**** Data records
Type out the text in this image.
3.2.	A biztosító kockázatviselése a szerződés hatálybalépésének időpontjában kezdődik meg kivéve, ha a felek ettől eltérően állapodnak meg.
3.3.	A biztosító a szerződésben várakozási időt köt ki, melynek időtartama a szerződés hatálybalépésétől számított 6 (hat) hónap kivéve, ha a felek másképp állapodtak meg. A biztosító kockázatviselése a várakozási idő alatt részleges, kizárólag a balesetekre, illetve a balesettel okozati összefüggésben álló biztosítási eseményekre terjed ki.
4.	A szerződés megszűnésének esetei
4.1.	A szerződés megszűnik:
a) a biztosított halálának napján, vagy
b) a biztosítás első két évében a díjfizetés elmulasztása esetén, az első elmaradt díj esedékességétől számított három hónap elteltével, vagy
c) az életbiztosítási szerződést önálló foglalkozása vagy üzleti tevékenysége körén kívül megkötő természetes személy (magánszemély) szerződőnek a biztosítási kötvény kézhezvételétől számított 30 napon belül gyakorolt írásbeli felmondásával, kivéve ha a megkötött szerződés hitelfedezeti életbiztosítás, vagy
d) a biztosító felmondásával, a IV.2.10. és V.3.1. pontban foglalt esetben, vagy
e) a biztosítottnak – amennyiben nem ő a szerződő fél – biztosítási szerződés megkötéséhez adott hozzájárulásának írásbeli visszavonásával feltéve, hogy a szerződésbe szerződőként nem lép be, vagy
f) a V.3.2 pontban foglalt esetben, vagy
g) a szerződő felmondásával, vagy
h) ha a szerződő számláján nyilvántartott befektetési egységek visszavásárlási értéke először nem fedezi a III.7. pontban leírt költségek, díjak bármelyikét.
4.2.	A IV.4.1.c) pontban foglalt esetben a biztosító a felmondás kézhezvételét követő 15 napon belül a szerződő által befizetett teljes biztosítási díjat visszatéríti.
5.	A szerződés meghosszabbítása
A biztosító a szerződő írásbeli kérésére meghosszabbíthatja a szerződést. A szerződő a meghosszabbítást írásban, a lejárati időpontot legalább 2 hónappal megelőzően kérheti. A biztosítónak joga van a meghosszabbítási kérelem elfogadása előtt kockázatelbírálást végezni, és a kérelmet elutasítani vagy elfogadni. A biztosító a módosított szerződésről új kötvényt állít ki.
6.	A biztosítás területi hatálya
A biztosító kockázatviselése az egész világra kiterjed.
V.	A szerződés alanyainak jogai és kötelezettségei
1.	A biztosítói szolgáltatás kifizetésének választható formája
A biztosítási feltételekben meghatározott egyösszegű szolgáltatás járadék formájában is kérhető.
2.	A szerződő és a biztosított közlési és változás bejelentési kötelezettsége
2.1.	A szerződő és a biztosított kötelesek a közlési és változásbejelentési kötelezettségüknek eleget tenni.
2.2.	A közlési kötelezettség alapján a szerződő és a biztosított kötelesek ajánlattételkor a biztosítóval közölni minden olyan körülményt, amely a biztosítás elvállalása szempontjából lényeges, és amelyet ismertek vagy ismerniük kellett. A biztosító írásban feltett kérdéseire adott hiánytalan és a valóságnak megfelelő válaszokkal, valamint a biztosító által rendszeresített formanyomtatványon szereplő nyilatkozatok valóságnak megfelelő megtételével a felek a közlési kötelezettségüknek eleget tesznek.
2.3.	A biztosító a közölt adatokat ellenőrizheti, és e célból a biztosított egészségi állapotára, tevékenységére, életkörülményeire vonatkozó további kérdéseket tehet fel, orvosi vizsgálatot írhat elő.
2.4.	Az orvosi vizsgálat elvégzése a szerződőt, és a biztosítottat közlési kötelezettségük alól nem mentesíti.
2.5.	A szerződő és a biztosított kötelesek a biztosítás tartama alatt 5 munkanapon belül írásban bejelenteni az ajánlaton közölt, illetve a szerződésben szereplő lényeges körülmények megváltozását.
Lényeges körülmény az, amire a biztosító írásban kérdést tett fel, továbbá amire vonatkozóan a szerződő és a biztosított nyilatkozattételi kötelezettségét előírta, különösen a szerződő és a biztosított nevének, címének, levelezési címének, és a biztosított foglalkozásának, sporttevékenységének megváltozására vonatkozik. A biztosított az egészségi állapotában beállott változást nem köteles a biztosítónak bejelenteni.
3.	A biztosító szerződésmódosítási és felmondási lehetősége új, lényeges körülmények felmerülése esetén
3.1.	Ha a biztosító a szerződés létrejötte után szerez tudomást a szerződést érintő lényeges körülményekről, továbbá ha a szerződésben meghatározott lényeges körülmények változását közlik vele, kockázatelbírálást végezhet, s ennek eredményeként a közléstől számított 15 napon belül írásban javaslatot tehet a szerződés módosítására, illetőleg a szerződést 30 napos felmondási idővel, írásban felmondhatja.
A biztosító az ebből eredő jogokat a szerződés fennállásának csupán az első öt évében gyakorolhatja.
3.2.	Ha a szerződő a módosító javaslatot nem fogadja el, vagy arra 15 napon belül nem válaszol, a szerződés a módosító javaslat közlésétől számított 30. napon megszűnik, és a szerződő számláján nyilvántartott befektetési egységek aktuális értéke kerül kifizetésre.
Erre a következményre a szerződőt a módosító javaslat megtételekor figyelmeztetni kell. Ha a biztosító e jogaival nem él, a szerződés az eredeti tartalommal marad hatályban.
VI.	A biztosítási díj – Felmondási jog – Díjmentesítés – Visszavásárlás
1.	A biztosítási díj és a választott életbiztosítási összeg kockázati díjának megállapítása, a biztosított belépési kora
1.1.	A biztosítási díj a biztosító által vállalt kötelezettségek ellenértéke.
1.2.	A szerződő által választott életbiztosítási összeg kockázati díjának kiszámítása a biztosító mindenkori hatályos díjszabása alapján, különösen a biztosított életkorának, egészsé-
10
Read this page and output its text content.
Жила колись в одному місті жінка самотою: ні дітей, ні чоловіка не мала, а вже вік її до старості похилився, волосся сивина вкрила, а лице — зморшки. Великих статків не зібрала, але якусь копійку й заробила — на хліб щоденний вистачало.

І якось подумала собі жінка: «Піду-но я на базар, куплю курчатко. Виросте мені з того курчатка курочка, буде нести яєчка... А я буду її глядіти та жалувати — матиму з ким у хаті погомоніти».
********
-- Given task --
Each line of the material that holds the string "this" counts once; give the total alone.

-- Answer to the exercise --
2